- Passage provided
##########

Asking Better Questions: Ends and Means in eLearning

In a previous post I considered the possibility that much of what is presented as “Innovation” is anything but that. With access to some fairly new and attractive or otherwise popular products and armed with even a slight grasp of how to operate them it’s relatively easy to create an appearance of innovation. Simply put, if you can get your hands on some new gear, in even a short while you can present quite a convincing front.

Worse again, it is equally easy to generate what passes for proof; to an untrained eye you can make it look like your so-called innovation is creating some real differences. Any of these strategies can give you reams of what looks like convincing evidence:

  • Deliberately pick enthusiastic students or teachers and pile on the anecdotes that endorse the desired point of view. People who rely on system-one (more or less intuitive) reasoning are easily swayed by stories so it won’t be hard to capitalize on that to get some people talking about how innovative the project is.
  • Stage the project in a relatively well-off school or class and then compare the results from this highly-biased “treatment” group to the population in general. Very few will dig deep enough to see that the superior achievement results predated, and were independent of, the treatment.
  • Rely on manufacturer or vendor supplied “research” when crafting reports, proposals and press releases.
  • Bluff; just preface your claims with clauses like “decades of research shows…” and leave it at that. You might be surprised to see how few—if anyone—will call you out. Besides it will be relatively easy to portray those that do as kooks or curmudgeons.

That said, you could instead opt to take the more difficult path and strive for some real gains.

Notwithstanding the cynical tone of the opening of this post, it needs to be emphasized that emerging technologies should be welcomed, albeit guardedly, in all places of learning. I’ve come by this knowledge the hard way with ample personal experience in doing it both the right AND the wrong way. Lessons learned well generally involve first-hand experience and I have it, having done things for both the right and the wrong reasons–but generally having benefited from the experience in either case. It can be summed up succinctly: it’s best when you develop and refine an appropriate match between the technologies and the desired learning outcomes. This means, in particular, to start with the right sort of question:

  • Bad Question: How can (insert gadget name here) be used in the (insert subject name) classroom?
  • Better Question: What combination of equipment and methodology will foster better achievement in (insert subject name/outcome area)?

##########

- Data excerpts
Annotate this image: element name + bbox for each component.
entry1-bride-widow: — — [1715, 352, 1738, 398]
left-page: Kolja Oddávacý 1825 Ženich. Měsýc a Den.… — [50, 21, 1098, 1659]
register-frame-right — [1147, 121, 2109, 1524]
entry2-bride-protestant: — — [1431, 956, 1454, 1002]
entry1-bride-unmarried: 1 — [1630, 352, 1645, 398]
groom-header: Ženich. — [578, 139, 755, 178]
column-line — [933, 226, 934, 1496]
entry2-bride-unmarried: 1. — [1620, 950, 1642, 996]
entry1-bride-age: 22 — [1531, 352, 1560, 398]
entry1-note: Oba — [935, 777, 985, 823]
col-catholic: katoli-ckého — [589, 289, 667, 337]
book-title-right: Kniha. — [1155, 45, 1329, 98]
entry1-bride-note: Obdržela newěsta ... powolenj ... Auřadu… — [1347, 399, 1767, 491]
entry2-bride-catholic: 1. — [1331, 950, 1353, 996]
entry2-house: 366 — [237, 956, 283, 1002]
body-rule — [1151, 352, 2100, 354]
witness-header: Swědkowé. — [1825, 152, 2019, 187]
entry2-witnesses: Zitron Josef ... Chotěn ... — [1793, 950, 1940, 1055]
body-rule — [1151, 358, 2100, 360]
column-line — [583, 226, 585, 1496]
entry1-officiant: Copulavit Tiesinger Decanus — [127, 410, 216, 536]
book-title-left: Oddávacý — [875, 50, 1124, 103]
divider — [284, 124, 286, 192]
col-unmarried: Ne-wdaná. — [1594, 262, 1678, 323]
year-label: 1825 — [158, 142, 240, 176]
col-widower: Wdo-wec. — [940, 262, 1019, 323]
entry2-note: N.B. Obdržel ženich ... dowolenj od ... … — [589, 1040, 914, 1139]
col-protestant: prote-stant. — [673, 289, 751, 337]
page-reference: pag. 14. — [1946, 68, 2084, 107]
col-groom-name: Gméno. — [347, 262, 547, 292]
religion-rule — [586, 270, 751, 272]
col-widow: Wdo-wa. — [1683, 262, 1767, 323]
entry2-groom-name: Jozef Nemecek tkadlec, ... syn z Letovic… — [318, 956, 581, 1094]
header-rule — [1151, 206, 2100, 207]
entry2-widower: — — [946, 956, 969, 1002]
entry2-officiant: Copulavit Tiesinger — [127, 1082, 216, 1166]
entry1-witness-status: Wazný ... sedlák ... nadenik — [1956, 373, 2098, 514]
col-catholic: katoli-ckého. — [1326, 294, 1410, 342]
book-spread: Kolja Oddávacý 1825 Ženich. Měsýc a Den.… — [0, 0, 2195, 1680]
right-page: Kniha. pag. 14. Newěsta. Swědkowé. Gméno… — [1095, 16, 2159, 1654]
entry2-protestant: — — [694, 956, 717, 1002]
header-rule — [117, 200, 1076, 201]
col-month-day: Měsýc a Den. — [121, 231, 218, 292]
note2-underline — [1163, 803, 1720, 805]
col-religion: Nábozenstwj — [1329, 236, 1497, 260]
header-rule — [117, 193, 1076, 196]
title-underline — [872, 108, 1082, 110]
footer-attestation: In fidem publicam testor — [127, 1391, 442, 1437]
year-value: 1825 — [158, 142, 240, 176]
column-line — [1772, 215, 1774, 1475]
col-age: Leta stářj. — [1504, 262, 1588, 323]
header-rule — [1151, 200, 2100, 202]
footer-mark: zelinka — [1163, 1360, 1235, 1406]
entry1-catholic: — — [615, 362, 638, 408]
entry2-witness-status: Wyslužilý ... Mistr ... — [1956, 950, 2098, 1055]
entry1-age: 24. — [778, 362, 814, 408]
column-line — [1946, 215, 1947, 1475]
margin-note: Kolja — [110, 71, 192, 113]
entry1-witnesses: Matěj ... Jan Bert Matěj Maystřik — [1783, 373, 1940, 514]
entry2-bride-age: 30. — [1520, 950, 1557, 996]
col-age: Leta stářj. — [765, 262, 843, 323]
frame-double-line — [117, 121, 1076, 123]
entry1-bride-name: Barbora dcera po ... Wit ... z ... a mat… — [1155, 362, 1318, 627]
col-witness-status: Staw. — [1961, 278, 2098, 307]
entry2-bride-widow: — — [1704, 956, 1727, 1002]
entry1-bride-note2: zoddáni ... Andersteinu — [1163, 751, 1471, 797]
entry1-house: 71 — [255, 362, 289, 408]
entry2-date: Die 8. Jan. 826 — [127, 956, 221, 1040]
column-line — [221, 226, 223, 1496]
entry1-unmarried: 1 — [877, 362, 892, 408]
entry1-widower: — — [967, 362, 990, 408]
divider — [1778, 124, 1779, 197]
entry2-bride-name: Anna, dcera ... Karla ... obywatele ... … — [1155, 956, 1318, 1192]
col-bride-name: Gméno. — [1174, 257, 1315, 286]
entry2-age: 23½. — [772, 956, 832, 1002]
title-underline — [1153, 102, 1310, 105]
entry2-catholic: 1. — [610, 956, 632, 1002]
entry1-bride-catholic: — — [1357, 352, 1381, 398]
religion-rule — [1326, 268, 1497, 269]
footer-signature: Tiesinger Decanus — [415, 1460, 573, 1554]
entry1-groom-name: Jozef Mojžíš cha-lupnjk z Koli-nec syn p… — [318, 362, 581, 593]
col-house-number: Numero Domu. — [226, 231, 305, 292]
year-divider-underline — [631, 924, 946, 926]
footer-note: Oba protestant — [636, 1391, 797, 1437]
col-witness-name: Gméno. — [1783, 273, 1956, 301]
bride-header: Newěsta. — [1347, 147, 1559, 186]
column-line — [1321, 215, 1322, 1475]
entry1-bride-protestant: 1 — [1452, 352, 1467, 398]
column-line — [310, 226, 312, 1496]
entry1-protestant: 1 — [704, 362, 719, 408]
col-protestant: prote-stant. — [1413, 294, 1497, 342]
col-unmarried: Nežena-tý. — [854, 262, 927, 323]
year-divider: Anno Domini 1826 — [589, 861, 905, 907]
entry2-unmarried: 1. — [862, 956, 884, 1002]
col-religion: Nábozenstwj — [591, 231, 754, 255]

##########

- Problem 1
In two sentences, summarize the eLearning post.
- Problem 2
Carry on the eLearning post, picking up after its last line.
The records have nothing to do with the eLearning post.

- Final result 1
The post warns that new gear makes it easy to fake innovation in eLearning, and that proof can be faked too through hand-picked enthusiasts, biased comparison groups, vendor research and bluffing. Still, it says emerging technologies should be welcomed with caution, and that the best results come from matching technology to desired learning outcomes by asking what mix of equipment and method will improve achievement rather than how a given gadget can be used.

- Final result 2
Notice the difference? Instead of placing the focus on the tools, place it on the learning.

right-questions-01

You might say that, in the end, the two are the same. Yes, in both cases the goal is to do a better job. Take a closer look, though. Notice that the bad question is, in fact all wrong. First, by selecting a particular device it sets serious limits on what can be done. This can even lead to the selection of inferior methods. Consider this: A teacher wants to see if physics achievement can be improved through the use of tablets in the class after noticing that there are some good simulations available and asks, “how can I use tablets in the classroom?” With the best of intentions the approach is changed, replacing hands on activities with simulations. Now, while simulations are an excellent way to introduce topics, especially ones that cannot be done cheaply or safely, it makes little sense, when you think about it, to replace hands on activities involving motion, sound, electricity and light with simulations in which the only physical interaction is sliding a finger along a glass screen! After all, physics is all about interacting with the physical world! How ironic! If, instead the right question had been asked, no doubt the simulations would have been used but their use would have been balanced with follow up real-world interactions.

Second, the selection of a particular device sets in place a condition in which demonstrable improvements are expected. That’s nice, but what if it’s the case that the new technology is in fact inferior? You might suggest, “no problem, the report will show this.” Think about it, though, and be careful to layer in some human nature.

Consider again the previous case involving tablets and physics. Suppose that the unit of study was about current electricity and the tablets were used to explore the topic through simulations in which students constructed virtual circuits involving batteries, resistors, lamps, switches and meters to measure voltage and current instead of doing the same with the real thing. At the end of the unit the evaluation would be based on what could be measured, either online or using pencil and paper, and NOT on actually constructing the circuits.

How likely would it be that students would be able to do the same with real circuits? Not likely.

How likely is it that they would do about the same on a test? Very likely.

What’s the difference? In which class would it be more likely that you would find someone who could help you wire your basement? If, on the other hand, the right question had been asked, again, in all likelihood the simulations would have been utilized but their user would be balanced, blended with hands-on activities too.

Focusing instead on the learning will have two likely outcomes:

  • You will likely not get famous as “it’s” clearly about learning and not about you.
  • The project will show modest but useful results.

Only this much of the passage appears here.